(Figure content listings)
· · · · ·

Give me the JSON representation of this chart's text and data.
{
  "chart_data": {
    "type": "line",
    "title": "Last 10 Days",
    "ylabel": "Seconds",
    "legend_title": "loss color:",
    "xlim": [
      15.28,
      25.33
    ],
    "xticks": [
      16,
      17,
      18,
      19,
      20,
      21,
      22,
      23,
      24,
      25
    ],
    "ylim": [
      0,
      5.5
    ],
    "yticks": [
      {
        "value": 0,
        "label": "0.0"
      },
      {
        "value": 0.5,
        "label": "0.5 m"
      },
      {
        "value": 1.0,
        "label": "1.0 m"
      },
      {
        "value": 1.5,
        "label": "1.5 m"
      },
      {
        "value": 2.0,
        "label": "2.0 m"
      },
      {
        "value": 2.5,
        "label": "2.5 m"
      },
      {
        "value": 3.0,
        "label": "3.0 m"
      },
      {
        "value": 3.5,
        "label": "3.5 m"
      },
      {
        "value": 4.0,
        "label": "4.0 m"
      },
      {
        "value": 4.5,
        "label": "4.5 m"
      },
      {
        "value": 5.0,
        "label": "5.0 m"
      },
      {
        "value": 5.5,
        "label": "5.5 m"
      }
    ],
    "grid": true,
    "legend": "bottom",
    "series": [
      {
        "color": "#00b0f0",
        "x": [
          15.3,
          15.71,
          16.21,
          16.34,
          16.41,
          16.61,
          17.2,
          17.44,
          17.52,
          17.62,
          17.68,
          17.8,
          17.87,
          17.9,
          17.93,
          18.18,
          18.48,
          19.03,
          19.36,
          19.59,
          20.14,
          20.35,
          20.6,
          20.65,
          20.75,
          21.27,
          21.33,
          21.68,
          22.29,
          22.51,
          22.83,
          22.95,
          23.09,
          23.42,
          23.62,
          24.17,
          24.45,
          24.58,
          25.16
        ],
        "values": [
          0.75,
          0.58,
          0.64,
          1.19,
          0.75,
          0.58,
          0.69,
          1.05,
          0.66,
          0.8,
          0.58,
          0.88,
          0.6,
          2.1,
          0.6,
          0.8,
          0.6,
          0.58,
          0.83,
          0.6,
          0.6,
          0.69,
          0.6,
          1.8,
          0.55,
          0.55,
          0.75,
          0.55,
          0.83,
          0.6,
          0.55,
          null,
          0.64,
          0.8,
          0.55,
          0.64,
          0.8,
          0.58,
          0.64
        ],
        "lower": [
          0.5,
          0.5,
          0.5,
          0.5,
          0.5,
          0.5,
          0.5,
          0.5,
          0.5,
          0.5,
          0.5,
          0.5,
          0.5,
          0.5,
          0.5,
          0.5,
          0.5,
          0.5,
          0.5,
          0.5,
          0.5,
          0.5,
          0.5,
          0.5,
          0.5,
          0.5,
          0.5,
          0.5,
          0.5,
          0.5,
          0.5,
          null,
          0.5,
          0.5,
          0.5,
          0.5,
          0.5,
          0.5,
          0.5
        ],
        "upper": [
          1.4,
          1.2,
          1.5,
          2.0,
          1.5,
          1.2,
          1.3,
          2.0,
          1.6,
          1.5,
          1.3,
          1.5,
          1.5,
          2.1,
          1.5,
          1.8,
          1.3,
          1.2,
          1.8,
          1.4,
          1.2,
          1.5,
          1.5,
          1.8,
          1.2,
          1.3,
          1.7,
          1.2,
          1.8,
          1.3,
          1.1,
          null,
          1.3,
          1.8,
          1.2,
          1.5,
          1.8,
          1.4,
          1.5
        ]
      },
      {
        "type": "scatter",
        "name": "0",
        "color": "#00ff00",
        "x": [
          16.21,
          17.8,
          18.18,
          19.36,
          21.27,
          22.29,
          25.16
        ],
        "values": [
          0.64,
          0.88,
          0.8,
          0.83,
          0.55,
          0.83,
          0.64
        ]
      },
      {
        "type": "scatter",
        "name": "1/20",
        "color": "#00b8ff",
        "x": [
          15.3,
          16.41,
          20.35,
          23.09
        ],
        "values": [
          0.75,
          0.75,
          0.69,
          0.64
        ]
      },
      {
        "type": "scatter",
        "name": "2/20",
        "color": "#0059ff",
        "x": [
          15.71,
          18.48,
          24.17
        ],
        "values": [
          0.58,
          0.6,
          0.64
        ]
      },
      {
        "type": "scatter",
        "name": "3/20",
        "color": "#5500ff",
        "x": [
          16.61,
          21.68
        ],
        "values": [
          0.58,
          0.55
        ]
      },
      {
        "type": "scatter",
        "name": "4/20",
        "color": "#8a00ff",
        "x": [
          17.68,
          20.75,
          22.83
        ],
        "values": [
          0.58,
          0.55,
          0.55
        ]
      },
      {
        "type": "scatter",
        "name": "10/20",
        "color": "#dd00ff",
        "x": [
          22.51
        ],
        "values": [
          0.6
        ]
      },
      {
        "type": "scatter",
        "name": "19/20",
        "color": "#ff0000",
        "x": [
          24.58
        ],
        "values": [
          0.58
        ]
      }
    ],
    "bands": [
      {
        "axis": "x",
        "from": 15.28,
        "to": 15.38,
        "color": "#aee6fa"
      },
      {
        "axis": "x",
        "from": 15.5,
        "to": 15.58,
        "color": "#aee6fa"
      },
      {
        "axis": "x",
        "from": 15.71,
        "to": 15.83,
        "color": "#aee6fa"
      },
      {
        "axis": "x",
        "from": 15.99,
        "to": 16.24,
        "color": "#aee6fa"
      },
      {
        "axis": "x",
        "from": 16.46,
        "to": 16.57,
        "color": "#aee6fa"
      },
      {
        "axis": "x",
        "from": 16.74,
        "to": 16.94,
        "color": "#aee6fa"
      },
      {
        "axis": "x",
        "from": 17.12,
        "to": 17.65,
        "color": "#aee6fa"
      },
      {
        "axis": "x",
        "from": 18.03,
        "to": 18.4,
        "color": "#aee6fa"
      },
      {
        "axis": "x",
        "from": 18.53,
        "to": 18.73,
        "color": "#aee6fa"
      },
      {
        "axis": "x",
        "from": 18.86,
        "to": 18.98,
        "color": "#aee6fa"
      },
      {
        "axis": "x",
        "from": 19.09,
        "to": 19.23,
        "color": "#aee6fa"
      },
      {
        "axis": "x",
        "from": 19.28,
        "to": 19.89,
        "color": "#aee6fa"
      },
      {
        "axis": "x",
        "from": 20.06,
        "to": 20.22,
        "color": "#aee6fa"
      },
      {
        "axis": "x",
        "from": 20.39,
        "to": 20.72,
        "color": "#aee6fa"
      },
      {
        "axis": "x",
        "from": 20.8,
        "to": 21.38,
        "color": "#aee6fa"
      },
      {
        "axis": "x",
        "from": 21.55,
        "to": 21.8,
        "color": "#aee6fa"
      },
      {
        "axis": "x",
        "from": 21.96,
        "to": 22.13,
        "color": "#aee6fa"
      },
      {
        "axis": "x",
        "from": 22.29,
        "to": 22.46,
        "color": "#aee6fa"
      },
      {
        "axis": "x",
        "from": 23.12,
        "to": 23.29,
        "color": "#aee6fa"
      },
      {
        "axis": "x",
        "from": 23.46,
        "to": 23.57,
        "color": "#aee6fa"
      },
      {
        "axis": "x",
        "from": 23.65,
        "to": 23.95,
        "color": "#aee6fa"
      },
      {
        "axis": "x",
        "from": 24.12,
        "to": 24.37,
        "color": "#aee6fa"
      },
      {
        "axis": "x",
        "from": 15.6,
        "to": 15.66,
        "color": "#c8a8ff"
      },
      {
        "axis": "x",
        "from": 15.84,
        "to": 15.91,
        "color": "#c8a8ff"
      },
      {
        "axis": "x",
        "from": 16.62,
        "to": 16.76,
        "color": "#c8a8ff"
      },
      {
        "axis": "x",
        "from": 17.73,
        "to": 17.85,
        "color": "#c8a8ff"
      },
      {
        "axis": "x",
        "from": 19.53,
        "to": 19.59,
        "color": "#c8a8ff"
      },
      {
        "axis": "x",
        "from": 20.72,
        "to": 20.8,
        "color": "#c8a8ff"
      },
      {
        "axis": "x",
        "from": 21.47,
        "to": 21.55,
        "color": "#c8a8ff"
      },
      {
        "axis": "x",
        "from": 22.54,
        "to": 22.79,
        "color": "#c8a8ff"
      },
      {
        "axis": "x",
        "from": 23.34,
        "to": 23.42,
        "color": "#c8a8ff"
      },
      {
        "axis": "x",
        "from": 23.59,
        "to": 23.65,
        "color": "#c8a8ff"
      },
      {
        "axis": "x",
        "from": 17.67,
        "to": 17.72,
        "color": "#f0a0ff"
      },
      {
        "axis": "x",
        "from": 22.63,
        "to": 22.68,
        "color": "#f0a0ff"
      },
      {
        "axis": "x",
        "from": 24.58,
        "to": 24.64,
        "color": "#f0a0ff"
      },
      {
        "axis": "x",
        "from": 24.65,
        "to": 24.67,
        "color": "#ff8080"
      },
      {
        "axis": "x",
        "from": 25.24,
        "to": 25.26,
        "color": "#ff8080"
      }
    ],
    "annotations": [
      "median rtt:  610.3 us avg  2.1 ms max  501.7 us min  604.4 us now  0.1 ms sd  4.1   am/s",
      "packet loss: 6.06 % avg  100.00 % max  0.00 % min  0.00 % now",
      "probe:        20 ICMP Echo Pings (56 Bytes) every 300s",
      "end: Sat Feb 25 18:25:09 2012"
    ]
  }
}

· · · · ·

▸ Request:
Work out how many lines of the material above contain the word "loss", then give only that figure.

▸ Written response:
2